_WHAT IS EXPECTED_
Find the string "chef" in the data, then copy every line where it is found.

━━━━━━

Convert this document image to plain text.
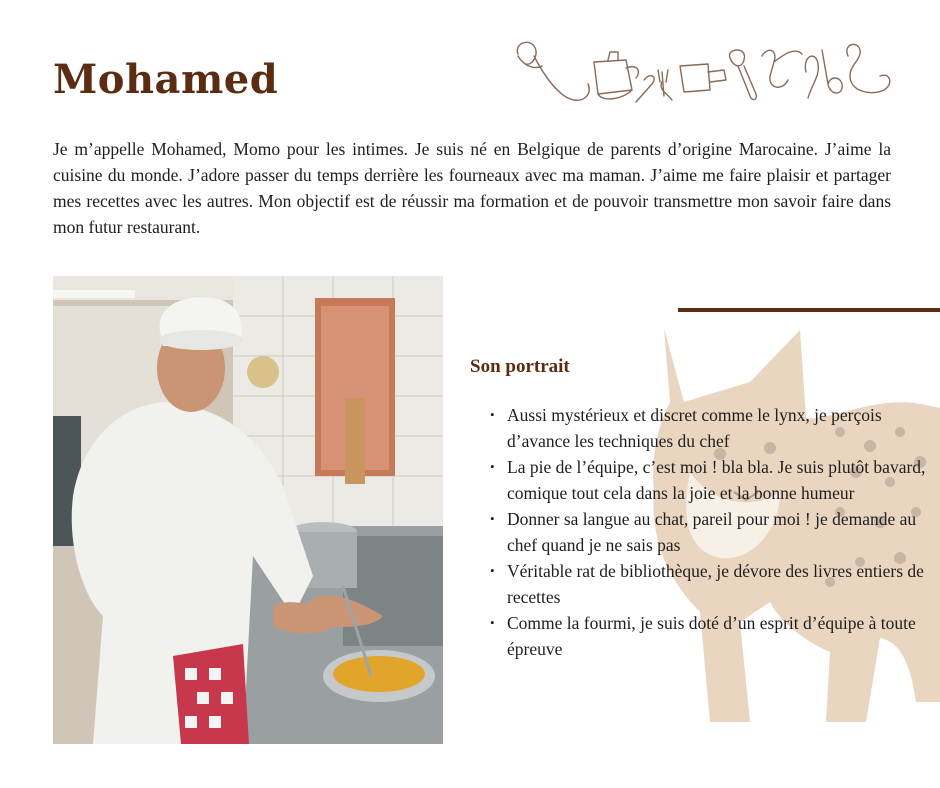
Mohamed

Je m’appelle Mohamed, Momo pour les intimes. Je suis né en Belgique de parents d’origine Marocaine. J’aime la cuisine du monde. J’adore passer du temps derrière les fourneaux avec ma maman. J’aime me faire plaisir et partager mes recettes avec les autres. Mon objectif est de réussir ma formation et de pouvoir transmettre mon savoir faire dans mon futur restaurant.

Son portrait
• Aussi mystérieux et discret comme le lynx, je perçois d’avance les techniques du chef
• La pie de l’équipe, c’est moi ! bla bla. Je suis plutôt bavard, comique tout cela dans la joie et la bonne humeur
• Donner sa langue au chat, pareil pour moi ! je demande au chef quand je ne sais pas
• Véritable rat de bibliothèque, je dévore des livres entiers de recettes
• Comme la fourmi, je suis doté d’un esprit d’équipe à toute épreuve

━━━━━━

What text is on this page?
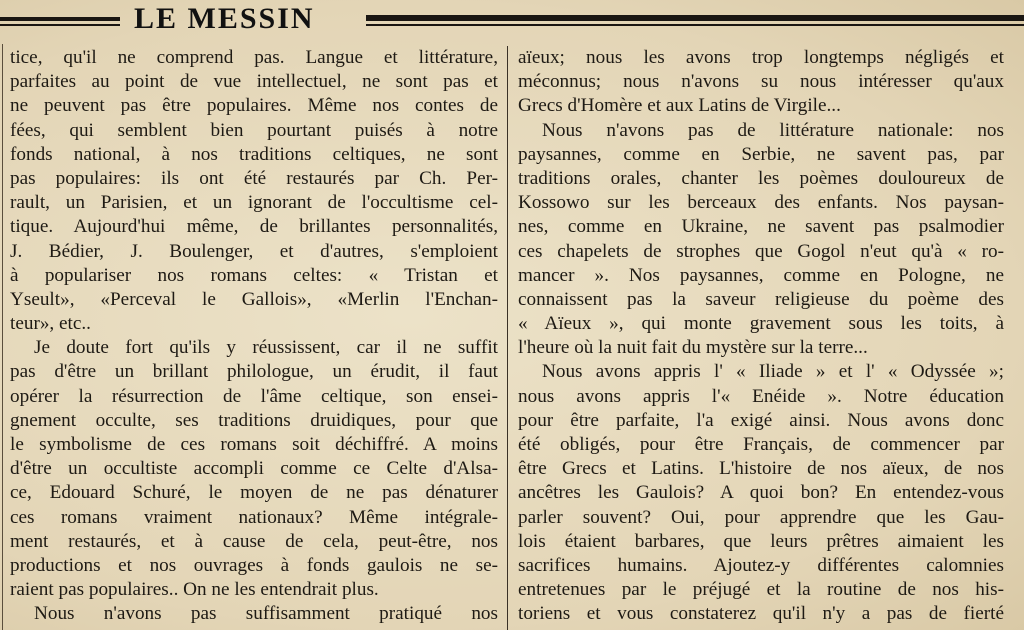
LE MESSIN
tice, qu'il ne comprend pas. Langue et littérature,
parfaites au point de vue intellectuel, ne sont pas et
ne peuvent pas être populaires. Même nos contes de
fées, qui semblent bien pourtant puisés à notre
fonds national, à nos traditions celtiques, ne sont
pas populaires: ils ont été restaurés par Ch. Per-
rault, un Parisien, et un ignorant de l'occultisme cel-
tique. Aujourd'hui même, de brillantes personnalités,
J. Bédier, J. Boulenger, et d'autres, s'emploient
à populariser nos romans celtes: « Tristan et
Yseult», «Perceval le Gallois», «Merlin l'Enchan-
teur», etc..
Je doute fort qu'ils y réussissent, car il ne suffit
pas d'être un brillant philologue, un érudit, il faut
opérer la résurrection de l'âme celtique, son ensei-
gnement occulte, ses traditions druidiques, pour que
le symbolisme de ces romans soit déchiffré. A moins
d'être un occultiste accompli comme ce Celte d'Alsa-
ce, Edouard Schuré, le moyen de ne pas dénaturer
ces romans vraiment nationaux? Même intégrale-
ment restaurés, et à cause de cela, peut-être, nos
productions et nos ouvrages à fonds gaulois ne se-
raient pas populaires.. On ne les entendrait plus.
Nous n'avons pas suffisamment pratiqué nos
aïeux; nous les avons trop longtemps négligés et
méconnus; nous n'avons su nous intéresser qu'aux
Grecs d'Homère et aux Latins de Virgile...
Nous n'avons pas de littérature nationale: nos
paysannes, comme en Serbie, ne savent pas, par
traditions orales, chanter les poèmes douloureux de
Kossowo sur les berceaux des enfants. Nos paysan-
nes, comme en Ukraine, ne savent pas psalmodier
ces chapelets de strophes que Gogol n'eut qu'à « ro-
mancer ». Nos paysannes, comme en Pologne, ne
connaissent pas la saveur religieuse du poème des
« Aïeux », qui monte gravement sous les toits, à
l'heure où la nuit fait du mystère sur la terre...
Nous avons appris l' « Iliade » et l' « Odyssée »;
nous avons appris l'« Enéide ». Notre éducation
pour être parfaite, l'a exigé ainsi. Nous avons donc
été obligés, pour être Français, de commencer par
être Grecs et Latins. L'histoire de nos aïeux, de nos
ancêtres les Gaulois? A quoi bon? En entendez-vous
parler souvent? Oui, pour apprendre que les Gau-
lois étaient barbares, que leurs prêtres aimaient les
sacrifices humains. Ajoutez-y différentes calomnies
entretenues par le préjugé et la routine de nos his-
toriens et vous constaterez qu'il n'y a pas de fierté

━━━━━━

_RESULT_
• Aussi mystérieux et discret comme le lynx, je perçois d’avance les techniques du chef
• Donner sa langue au chat, pareil pour moi ! je demande au chef quand je ne sais pas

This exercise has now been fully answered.